◆ Prompt
Repeat the whole listing exactly.

◆ Task inputs
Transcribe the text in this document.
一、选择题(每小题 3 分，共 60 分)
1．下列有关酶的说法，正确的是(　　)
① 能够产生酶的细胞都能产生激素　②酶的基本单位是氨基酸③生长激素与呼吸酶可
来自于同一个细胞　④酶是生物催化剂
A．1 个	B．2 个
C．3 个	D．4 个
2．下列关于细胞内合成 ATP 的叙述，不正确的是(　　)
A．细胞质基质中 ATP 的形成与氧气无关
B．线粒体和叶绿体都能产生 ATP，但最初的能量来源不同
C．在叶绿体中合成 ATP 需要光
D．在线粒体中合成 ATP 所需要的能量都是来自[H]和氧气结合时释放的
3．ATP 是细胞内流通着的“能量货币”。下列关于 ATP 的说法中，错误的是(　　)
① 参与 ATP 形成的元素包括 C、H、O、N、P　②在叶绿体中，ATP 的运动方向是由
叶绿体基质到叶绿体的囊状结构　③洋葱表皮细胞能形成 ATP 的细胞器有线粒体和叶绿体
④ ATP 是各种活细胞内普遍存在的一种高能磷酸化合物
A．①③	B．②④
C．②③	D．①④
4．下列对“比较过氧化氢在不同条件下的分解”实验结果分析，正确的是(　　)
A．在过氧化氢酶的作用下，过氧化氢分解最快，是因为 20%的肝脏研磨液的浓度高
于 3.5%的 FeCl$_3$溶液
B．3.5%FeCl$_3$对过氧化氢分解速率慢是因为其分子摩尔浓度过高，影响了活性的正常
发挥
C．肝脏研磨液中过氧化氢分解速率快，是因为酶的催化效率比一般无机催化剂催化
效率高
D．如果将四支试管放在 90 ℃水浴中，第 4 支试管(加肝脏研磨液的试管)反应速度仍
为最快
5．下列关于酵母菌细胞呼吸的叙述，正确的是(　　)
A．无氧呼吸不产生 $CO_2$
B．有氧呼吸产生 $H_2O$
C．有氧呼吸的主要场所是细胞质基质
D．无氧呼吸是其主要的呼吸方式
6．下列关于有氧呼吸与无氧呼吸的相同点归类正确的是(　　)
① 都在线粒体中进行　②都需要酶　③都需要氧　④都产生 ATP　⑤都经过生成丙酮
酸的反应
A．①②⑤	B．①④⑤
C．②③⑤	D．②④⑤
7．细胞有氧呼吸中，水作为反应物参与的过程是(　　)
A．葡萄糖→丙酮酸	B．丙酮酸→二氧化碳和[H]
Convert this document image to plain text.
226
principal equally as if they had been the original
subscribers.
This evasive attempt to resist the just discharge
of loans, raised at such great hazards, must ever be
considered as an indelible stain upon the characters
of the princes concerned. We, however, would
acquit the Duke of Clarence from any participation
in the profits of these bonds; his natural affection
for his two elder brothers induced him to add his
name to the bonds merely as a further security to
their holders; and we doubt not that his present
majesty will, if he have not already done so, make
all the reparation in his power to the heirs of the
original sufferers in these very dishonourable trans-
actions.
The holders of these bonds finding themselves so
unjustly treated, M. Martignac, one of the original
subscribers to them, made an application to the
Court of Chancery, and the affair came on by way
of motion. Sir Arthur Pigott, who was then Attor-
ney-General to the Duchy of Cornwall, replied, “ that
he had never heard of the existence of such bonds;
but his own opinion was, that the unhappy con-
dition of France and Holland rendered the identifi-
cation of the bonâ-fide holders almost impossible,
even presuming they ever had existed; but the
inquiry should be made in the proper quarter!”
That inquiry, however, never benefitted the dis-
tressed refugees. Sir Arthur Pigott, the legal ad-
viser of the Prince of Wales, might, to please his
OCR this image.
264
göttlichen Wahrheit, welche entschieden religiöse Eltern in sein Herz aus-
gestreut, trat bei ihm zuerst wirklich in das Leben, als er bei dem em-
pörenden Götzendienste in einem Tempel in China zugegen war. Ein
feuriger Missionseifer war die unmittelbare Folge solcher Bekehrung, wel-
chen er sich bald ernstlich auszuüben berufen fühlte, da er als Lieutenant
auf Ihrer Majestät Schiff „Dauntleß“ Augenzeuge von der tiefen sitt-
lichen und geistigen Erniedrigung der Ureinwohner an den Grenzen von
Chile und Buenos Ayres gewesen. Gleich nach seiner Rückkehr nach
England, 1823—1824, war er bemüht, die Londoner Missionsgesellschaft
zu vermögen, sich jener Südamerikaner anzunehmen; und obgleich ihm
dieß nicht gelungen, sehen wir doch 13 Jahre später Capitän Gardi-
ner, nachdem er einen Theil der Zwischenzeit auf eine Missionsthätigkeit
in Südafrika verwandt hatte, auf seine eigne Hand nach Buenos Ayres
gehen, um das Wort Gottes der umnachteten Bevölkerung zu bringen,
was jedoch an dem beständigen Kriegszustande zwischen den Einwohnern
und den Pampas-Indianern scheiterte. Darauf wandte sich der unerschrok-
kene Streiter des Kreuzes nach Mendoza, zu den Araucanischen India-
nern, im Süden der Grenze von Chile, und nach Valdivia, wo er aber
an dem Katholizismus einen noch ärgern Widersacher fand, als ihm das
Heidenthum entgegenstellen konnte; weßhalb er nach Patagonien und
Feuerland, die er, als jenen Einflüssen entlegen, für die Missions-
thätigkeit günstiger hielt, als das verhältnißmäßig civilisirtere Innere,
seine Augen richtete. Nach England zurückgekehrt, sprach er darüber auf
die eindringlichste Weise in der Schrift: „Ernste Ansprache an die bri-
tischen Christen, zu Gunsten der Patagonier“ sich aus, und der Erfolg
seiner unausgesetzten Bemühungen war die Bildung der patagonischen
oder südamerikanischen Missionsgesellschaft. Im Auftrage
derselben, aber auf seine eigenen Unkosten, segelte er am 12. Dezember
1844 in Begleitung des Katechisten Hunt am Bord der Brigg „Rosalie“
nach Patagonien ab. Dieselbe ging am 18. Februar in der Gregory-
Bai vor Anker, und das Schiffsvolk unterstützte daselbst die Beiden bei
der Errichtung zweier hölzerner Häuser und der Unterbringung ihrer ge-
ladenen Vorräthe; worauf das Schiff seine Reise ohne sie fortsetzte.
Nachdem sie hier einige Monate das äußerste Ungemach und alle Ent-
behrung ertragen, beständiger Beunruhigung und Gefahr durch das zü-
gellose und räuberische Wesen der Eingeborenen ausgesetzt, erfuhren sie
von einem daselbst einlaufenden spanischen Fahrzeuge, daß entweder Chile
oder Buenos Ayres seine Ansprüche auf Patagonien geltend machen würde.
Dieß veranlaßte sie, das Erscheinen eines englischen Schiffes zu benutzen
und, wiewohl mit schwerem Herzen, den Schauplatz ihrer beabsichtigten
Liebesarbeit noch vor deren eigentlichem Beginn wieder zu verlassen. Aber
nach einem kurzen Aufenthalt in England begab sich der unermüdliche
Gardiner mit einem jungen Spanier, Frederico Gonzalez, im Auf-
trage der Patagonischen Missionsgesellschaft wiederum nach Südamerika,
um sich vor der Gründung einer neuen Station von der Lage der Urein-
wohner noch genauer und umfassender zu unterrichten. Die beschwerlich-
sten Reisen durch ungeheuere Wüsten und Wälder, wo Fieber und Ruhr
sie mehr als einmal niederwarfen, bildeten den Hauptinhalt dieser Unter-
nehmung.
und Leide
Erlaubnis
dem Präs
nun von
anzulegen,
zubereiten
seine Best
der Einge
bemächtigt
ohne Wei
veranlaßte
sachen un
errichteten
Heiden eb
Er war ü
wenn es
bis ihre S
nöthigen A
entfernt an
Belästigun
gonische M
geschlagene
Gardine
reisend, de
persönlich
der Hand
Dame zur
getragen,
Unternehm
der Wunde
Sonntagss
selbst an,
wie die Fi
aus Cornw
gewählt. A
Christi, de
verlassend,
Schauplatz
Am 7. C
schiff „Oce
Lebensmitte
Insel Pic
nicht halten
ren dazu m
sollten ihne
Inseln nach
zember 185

◆ Answer to this exercise
Transcribe the text in this document.
一、选择题(每小题 3 分，共 60 分)
1．下列有关酶的说法，正确的是(　　)
① 能够产生酶的细胞都能产生激素　②酶的基本单位是氨基酸③生长激素与呼吸酶可
来自于同一个细胞　④酶是生物催化剂
A．1 个	B．2 个
C．3 个	D．4 个
2．下列关于细胞内合成 ATP 的叙述，不正确的是(　　)
A．细胞质基质中 ATP 的形成与氧气无关
B．线粒体和叶绿体都能产生 ATP，但最初的能量来源不同
C．在叶绿体中合成 ATP 需要光
D．在线粒体中合成 ATP 所需要的能量都是来自[H]和氧气结合时释放的
3．ATP 是细胞内流通着的“能量货币”。下列关于 ATP 的说法中，错误的是(　　)
① 参与 ATP 形成的元素包括 C、H、O、N、P　②在叶绿体中，ATP 的运动方向是由
叶绿体基质到叶绿体的囊状结构　③洋葱表皮细胞能形成 ATP 的细胞器有线粒体和叶绿体
④ ATP 是各种活细胞内普遍存在的一种高能磷酸化合物
A．①③	B．②④
C．②③	D．①④
4．下列对“比较过氧化氢在不同条件下的分解”实验结果分析，正确的是(　　)
A．在过氧化氢酶的作用下，过氧化氢分解最快，是因为 20%的肝脏研磨液的浓度高
于 3.5%的 FeCl$_3$溶液
B．3.5%FeCl$_3$对过氧化氢分解速率慢是因为其分子摩尔浓度过高，影响了活性的正常
发挥
C．肝脏研磨液中过氧化氢分解速率快，是因为酶的催化效率比一般无机催化剂催化
效率高
D．如果将四支试管放在 90 ℃水浴中，第 4 支试管(加肝脏研磨液的试管)反应速度仍
为最快
5．下列关于酵母菌细胞呼吸的叙述，正确的是(　　)
A．无氧呼吸不产生 $CO_2$
B．有氧呼吸产生 $H_2O$
C．有氧呼吸的主要场所是细胞质基质
D．无氧呼吸是其主要的呼吸方式
6．下列关于有氧呼吸与无氧呼吸的相同点归类正确的是(　　)
① 都在线粒体中进行　②都需要酶　③都需要氧　④都产生 ATP　⑤都经过生成丙酮
酸的反应
A．①②⑤	B．①④⑤
C．②③⑤	D．②④⑤
7．细胞有氧呼吸中，水作为反应物参与的过程是(　　)
A．葡萄糖→丙酮酸	B．丙酮酸→二氧化碳和[H]
Convert this document image to plain text.
226
principal equally as if they had been the original
subscribers.
This evasive attempt to resist the just discharge
of loans, raised at such great hazards, must ever be
considered as an indelible stain upon the characters
of the princes concerned. We, however, would
acquit the Duke of Clarence from any participation
in the profits of these bonds; his natural affection
for his two elder brothers induced him to add his
name to the bonds merely as a further security to
their holders; and we doubt not that his present
majesty will, if he have not already done so, make
all the reparation in his power to the heirs of the
original sufferers in these very dishonourable trans-
actions.
The holders of these bonds finding themselves so
unjustly treated, M. Martignac, one of the original
subscribers to them, made an application to the
Court of Chancery, and the affair came on by way
of motion. Sir Arthur Pigott, who was then Attor-
ney-General to the Duchy of Cornwall, replied, “ that
he had never heard of the existence of such bonds;
but his own opinion was, that the unhappy con-
dition of France and Holland rendered the identifi-
cation of the bonâ-fide holders almost impossible,
even presuming they ever had existed; but the
inquiry should be made in the proper quarter!”
That inquiry, however, never benefitted the dis-
tressed refugees. Sir Arthur Pigott, the legal ad-
viser of the Prince of Wales, might, to please his
OCR this image.
264
göttlichen Wahrheit, welche entschieden religiöse Eltern in sein Herz aus-
gestreut, trat bei ihm zuerst wirklich in das Leben, als er bei dem em-
pörenden Götzendienste in einem Tempel in China zugegen war. Ein
feuriger Missionseifer war die unmittelbare Folge solcher Bekehrung, wel-
chen er sich bald ernstlich auszuüben berufen fühlte, da er als Lieutenant
auf Ihrer Majestät Schiff „Dauntleß“ Augenzeuge von der tiefen sitt-
lichen und geistigen Erniedrigung der Ureinwohner an den Grenzen von
Chile und Buenos Ayres gewesen. Gleich nach seiner Rückkehr nach
England, 1823—1824, war er bemüht, die Londoner Missionsgesellschaft
zu vermögen, sich jener Südamerikaner anzunehmen; und obgleich ihm
dieß nicht gelungen, sehen wir doch 13 Jahre später Capitän Gardi-
ner, nachdem er einen Theil der Zwischenzeit auf eine Missionsthätigkeit
in Südafrika verwandt hatte, auf seine eigne Hand nach Buenos Ayres
gehen, um das Wort Gottes der umnachteten Bevölkerung zu bringen,
was jedoch an dem beständigen Kriegszustande zwischen den Einwohnern
und den Pampas-Indianern scheiterte. Darauf wandte sich der unerschrok-
kene Streiter des Kreuzes nach Mendoza, zu den Araucanischen India-
nern, im Süden der Grenze von Chile, und nach Valdivia, wo er aber
an dem Katholizismus einen noch ärgern Widersacher fand, als ihm das
Heidenthum entgegenstellen konnte; weßhalb er nach Patagonien und
Feuerland, die er, als jenen Einflüssen entlegen, für die Missions-
thätigkeit günstiger hielt, als das verhältnißmäßig civilisirtere Innere,
seine Augen richtete. Nach England zurückgekehrt, sprach er darüber auf
die eindringlichste Weise in der Schrift: „Ernste Ansprache an die bri-
tischen Christen, zu Gunsten der Patagonier“ sich aus, und der Erfolg
seiner unausgesetzten Bemühungen war die Bildung der patagonischen
oder südamerikanischen Missionsgesellschaft. Im Auftrage
derselben, aber auf seine eigenen Unkosten, segelte er am 12. Dezember
1844 in Begleitung des Katechisten Hunt am Bord der Brigg „Rosalie“
nach Patagonien ab. Dieselbe ging am 18. Februar in der Gregory-
Bai vor Anker, und das Schiffsvolk unterstützte daselbst die Beiden bei
der Errichtung zweier hölzerner Häuser und der Unterbringung ihrer ge-
ladenen Vorräthe; worauf das Schiff seine Reise ohne sie fortsetzte.
Nachdem sie hier einige Monate das äußerste Ungemach und alle Ent-
behrung ertragen, beständiger Beunruhigung und Gefahr durch das zü-
gellose und räuberische Wesen der Eingeborenen ausgesetzt, erfuhren sie
von einem daselbst einlaufenden spanischen Fahrzeuge, daß entweder Chile
oder Buenos Ayres seine Ansprüche auf Patagonien geltend machen würde.
Dieß veranlaßte sie, das Erscheinen eines englischen Schiffes zu benutzen
und, wiewohl mit schwerem Herzen, den Schauplatz ihrer beabsichtigten
Liebesarbeit noch vor deren eigentlichem Beginn wieder zu verlassen. Aber
nach einem kurzen Aufenthalt in England begab sich der unermüdliche
Gardiner mit einem jungen Spanier, Frederico Gonzalez, im Auf-
trage der Patagonischen Missionsgesellschaft wiederum nach Südamerika,
um sich vor der Gründung einer neuen Station von der Lage der Urein-
wohner noch genauer und umfassender zu unterrichten. Die beschwerlich-
sten Reisen durch ungeheuere Wüsten und Wälder, wo Fieber und Ruhr
sie mehr als einmal niederwarfen, bildeten den Hauptinhalt dieser Unter-
nehmung.
und Leide
Erlaubnis
dem Präs
nun von
anzulegen,
zubereiten
seine Best
der Einge
bemächtigt
ohne Wei
veranlaßte
sachen un
errichteten
Heiden eb
Er war ü
wenn es
bis ihre S
nöthigen A
entfernt an
Belästigun
gonische M
geschlagene
Gardine
reisend, de
persönlich
der Hand
Dame zur
getragen,
Unternehm
der Wunde
Sonntagss
selbst an,
wie die Fi
aus Cornw
gewählt. A
Christi, de
verlassend,
Schauplatz
Am 7. C
schiff „Oce
Lebensmitte
Insel Pic
nicht halten
ren dazu m
sollten ihne
Inseln nach
zember 185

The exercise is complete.